── DATA IN THIS EXERCISE ──

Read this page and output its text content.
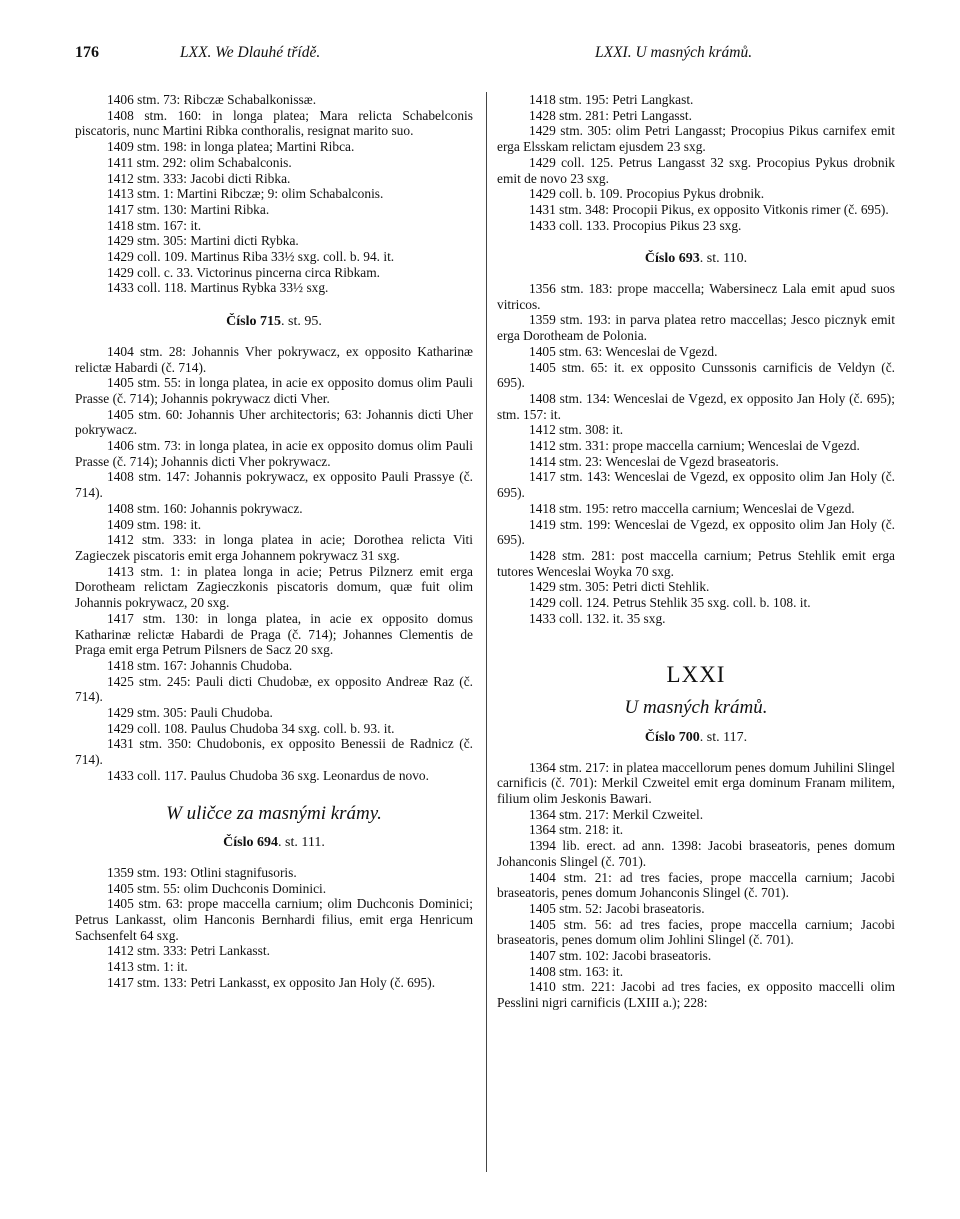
176	LXX. We Dlauhé třídě.	LXXI. U masných krámů.
1406 stm. 73: Ribczæ Schabalkonissæ.
1408 stm. 160: in longa platea; Mara relicta Schabelconis piscatoris, nunc Martini Ribka conthoralis, resignat marito suo.
1409 stm. 198: in longa platea; Martini Ribca.
1411 stm. 292: olim Schabalconis.
1412 stm. 333: Jacobi dicti Ribka.
1413 stm. 1: Martini Ribczæ; 9: olim Schabalconis.
1417 stm. 130: Martini Ribka.
1418 stm. 167: it.
1429 stm. 305: Martini dicti Rybka.
1429 coll. 109. Martinus Riba 33½ sxg. coll. b. 94. it.
1429 coll. c. 33. Victorinus pincerna circa Ribkam.
1433 coll. 118. Martinus Rybka 33½ sxg.
Číslo 715. st. 95.
1404 stm. 28: Johannis Vher pokrywacz, ex opposito Katharinæ relictæ Habardi (č. 714).
1405 stm. 55: in longa platea, in acie ex opposito domus olim Pauli Prasse (č. 714); Johannis pokrywacz dicti Vher.
1405 stm. 60: Johannis Uher architectoris; 63: Johannis dicti Uher pokrywacz.
1406 stm. 73: in longa platea, in acie ex opposito domus olim Pauli Prasse (č. 714); Johannis dicti Vher pokrywacz.
1408 stm. 147: Johannis pokrywacz, ex opposito Pauli Prassye (č. 714).
1408 stm. 160: Johannis pokrywacz.
1409 stm. 198: it.
1412 stm. 333: in longa platea in acie; Dorothea relicta Viti Zagieczek piscatoris emit erga Johannem pokrywacz 31 sxg.
1413 stm. 1: in platea longa in acie; Petrus Pilznerz emit erga Dorotheam relictam Zagieczkonis piscatoris domum, quæ fuit olim Johannis pokrywacz, 20 sxg.
1417 stm. 130: in longa platea, in acie ex opposito domus Katharinæ relictæ Habardi de Praga (č. 714); Johannes Clementis de Praga emit erga Petrum Pilsners de Sacz 20 sxg.
1418 stm. 167: Johannis Chudoba.
1425 stm. 245: Pauli dicti Chudobæ, ex opposito Andreæ Raz (č. 714).
1429 stm. 305: Pauli Chudoba.
1429 coll. 108. Paulus Chudoba 34 sxg. coll. b. 93. it.
1431 stm. 350: Chudobonis, ex opposito Benessii de Radnicz (č. 714).
1433 coll. 117. Paulus Chudoba 36 sxg. Leonardus de novo.
W uličce za masnými krámy.
Číslo 694. st. 111.
1359 stm. 193: Otlini stagnifusoris.
1405 stm. 55: olim Duchconis Dominici.
1405 stm. 63: prope maccella carnium; olim Duchconis Dominici; Petrus Lankasst, olim Hanconis Bernhardi filius, emit erga Henricum Sachsenfelt 64 sxg.
1412 stm. 333: Petri Lankasst.
1413 stm. 1: it.
1417 stm. 133: Petri Lankasst, ex opposito Jan Holy (č. 695).
1418 stm. 195: Petri Langkast.
1428 stm. 281: Petri Langasst.
1429 stm. 305: olim Petri Langasst; Procopius Pikus carnifex emit erga Elsskam relictam ejusdem 23 sxg.
1429 coll. 125. Petrus Langasst 32 sxg. Procopius Pykus drobnik emit de novo 23 sxg.
1429 coll. b. 109. Procopius Pykus drobnik.
1431 stm. 348: Procopii Pikus, ex opposito Vitkonis rimer (č. 695).
1433 coll. 133. Procopius Pikus 23 sxg.
Číslo 693. st. 110.
1356 stm. 183: prope maccella; Wabersinecz Lala emit apud suos vitricos.
1359 stm. 193: in parva platea retro maccellas; Jesco picznyk emit erga Dorotheam de Polonia.
1405 stm. 63: Wenceslai de Vgezd.
1405 stm. 65: it. ex opposito Cunssonis carnificis de Veldyn (č. 695).
1408 stm. 134: Wenceslai de Vgezd, ex opposito Jan Holy (č. 695); stm. 157: it.
1412 stm. 308: it.
1412 stm. 331: prope maccella carnium; Wenceslai de Vgezd.
1414 stm. 23: Wenceslai de Vgezd braseatoris.
1417 stm. 143: Wenceslai de Vgezd, ex opposito olim Jan Holy (č. 695).
1418 stm. 195: retro maccella carnium; Wenceslai de Vgezd.
1419 stm. 199: Wenceslai de Vgezd, ex opposito olim Jan Holy (č. 695).
1428 stm. 281: post maccella carnium; Petrus Stehlik emit erga tutores Wenceslai Woyka 70 sxg.
1429 stm. 305: Petri dicti Stehlik.
1429 coll. 124. Petrus Stehlik 35 sxg. coll. b. 108. it.
1433 coll. 132. it. 35 sxg.
LXXI
U masných krámů.
Číslo 700. st. 117.
1364 stm. 217: in platea maccellorum penes domum Juhilini Slingel carnificis (č. 701): Merkil Czweitel emit erga dominum Franam militem, filium olim Jeskonis Bawari.
1364 stm. 217: Merkil Czweitel.
1364 stm. 218: it.
1394 lib. erect. ad ann. 1398: Jacobi braseatoris, penes domum Johanconis Slingel (č. 701).
1404 stm. 21: ad tres facies, prope maccella carnium; Jacobi braseatoris, penes domum Johanconis Slingel (č. 701).
1405 stm. 52: Jacobi braseatoris.
1405 stm. 56: ad tres facies, prope maccella carnium; Jacobi braseatoris, penes domum olim Johlini Slingel (č. 701).
1407 stm. 102: Jacobi braseatoris.
1408 stm. 163: it.
1410 stm. 221: Jacobi ad tres facies, ex opposito maccelli olim Pesslini nigri carnificis (LXIII a.); 228:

───

Exclude every picture and copy the remaining data exactly.

Read this page and output its text content.
176	LXX. We Dlauhé třídě.	LXXI. U masných krámů.
1406 stm. 73: Ribczæ Schabalkonissæ.
1408 stm. 160: in longa platea; Mara relicta Schabelconis piscatoris, nunc Martini Ribka conthoralis, resignat marito suo.
1409 stm. 198: in longa platea; Martini Ribca.
1411 stm. 292: olim Schabalconis.
1412 stm. 333: Jacobi dicti Ribka.
1413 stm. 1: Martini Ribczæ; 9: olim Schabalconis.
1417 stm. 130: Martini Ribka.
1418 stm. 167: it.
1429 stm. 305: Martini dicti Rybka.
1429 coll. 109. Martinus Riba 33½ sxg. coll. b. 94. it.
1429 coll. c. 33. Victorinus pincerna circa Ribkam.
1433 coll. 118. Martinus Rybka 33½ sxg.
Číslo 715. st. 95.
1404 stm. 28: Johannis Vher pokrywacz, ex opposito Katharinæ relictæ Habardi (č. 714).
1405 stm. 55: in longa platea, in acie ex opposito domus olim Pauli Prasse (č. 714); Johannis pokrywacz dicti Vher.
1405 stm. 60: Johannis Uher architectoris; 63: Johannis dicti Uher pokrywacz.
1406 stm. 73: in longa platea, in acie ex opposito domus olim Pauli Prasse (č. 714); Johannis dicti Vher pokrywacz.
1408 stm. 147: Johannis pokrywacz, ex opposito Pauli Prassye (č. 714).
1408 stm. 160: Johannis pokrywacz.
1409 stm. 198: it.
1412 stm. 333: in longa platea in acie; Dorothea relicta Viti Zagieczek piscatoris emit erga Johannem pokrywacz 31 sxg.
1413 stm. 1: in platea longa in acie; Petrus Pilznerz emit erga Dorotheam relictam Zagieczkonis piscatoris domum, quæ fuit olim Johannis pokrywacz, 20 sxg.
1417 stm. 130: in longa platea, in acie ex opposito domus Katharinæ relictæ Habardi de Praga (č. 714); Johannes Clementis de Praga emit erga Petrum Pilsners de Sacz 20 sxg.
1418 stm. 167: Johannis Chudoba.
1425 stm. 245: Pauli dicti Chudobæ, ex opposito Andreæ Raz (č. 714).
1429 stm. 305: Pauli Chudoba.
1429 coll. 108. Paulus Chudoba 34 sxg. coll. b. 93. it.
1431 stm. 350: Chudobonis, ex opposito Benessii de Radnicz (č. 714).
1433 coll. 117. Paulus Chudoba 36 sxg. Leonardus de novo.
W uličce za masnými krámy.
Číslo 694. st. 111.
1359 stm. 193: Otlini stagnifusoris.
1405 stm. 55: olim Duchconis Dominici.
1405 stm. 63: prope maccella carnium; olim Duchconis Dominici; Petrus Lankasst, olim Hanconis Bernhardi filius, emit erga Henricum Sachsenfelt 64 sxg.
1412 stm. 333: Petri Lankasst.
1413 stm. 1: it.
1417 stm. 133: Petri Lankasst, ex opposito Jan Holy (č. 695).
1418 stm. 195: Petri Langkast.
1428 stm. 281: Petri Langasst.
1429 stm. 305: olim Petri Langasst; Procopius Pikus carnifex emit erga Elsskam relictam ejusdem 23 sxg.
1429 coll. 125. Petrus Langasst 32 sxg. Procopius Pykus drobnik emit de novo 23 sxg.
1429 coll. b. 109. Procopius Pykus drobnik.
1431 stm. 348: Procopii Pikus, ex opposito Vitkonis rimer (č. 695).
1433 coll. 133. Procopius Pikus 23 sxg.
Číslo 693. st. 110.
1356 stm. 183: prope maccella; Wabersinecz Lala emit apud suos vitricos.
1359 stm. 193: in parva platea retro maccellas; Jesco picznyk emit erga Dorotheam de Polonia.
1405 stm. 63: Wenceslai de Vgezd.
1405 stm. 65: it. ex opposito Cunssonis carnificis de Veldyn (č. 695).
1408 stm. 134: Wenceslai de Vgezd, ex opposito Jan Holy (č. 695); stm. 157: it.
1412 stm. 308: it.
1412 stm. 331: prope maccella carnium; Wenceslai de Vgezd.
1414 stm. 23: Wenceslai de Vgezd braseatoris.
1417 stm. 143: Wenceslai de Vgezd, ex opposito olim Jan Holy (č. 695).
1418 stm. 195: retro maccella carnium; Wenceslai de Vgezd.
1419 stm. 199: Wenceslai de Vgezd, ex opposito olim Jan Holy (č. 695).
1428 stm. 281: post maccella carnium; Petrus Stehlik emit erga tutores Wenceslai Woyka 70 sxg.
1429 stm. 305: Petri dicti Stehlik.
1429 coll. 124. Petrus Stehlik 35 sxg. coll. b. 108. it.
1433 coll. 132. it. 35 sxg.
LXXI
U masných krámů.
Číslo 700. st. 117.
1364 stm. 217: in platea maccellorum penes domum Juhilini Slingel carnificis (č. 701): Merkil Czweitel emit erga dominum Franam militem, filium olim Jeskonis Bawari.
1364 stm. 217: Merkil Czweitel.
1364 stm. 218: it.
1394 lib. erect. ad ann. 1398: Jacobi braseatoris, penes domum Johanconis Slingel (č. 701).
1404 stm. 21: ad tres facies, prope maccella carnium; Jacobi braseatoris, penes domum Johanconis Slingel (č. 701).
1405 stm. 52: Jacobi braseatoris.
1405 stm. 56: ad tres facies, prope maccella carnium; Jacobi braseatoris, penes domum olim Johlini Slingel (č. 701).
1407 stm. 102: Jacobi braseatoris.
1408 stm. 163: it.
1410 stm. 221: Jacobi ad tres facies, ex opposito maccelli olim Pesslini nigri carnificis (LXIII a.); 228:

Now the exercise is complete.